## Data to process
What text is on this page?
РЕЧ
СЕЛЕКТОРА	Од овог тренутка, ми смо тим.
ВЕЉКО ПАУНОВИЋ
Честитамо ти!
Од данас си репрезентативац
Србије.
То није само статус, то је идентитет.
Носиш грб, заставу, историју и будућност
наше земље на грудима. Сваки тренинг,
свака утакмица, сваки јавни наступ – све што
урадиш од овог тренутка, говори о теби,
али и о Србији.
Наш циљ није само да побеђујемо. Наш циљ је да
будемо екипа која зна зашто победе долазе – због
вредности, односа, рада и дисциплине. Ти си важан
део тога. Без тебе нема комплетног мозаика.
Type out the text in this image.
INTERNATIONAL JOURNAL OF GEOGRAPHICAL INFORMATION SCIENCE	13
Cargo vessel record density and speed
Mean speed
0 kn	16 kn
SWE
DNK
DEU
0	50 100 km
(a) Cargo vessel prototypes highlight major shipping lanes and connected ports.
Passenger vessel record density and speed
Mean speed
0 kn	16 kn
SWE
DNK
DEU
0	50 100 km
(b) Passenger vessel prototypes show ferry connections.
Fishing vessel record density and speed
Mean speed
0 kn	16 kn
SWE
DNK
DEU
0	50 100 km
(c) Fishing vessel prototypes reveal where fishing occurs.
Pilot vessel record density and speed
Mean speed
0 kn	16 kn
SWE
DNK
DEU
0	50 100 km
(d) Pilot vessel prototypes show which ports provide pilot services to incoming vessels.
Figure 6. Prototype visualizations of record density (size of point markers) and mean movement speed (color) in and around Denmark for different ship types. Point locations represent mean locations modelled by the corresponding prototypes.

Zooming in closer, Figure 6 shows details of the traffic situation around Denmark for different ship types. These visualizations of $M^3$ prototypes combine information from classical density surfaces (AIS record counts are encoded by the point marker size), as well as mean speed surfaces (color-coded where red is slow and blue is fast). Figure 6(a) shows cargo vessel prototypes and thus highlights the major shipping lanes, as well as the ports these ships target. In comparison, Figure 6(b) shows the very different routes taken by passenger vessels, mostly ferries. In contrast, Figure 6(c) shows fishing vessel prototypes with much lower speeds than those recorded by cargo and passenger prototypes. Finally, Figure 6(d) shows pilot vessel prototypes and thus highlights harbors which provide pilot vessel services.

## Task brief
Count every line in the listing above that holds "vessels", then report only the count.

## Right answer
2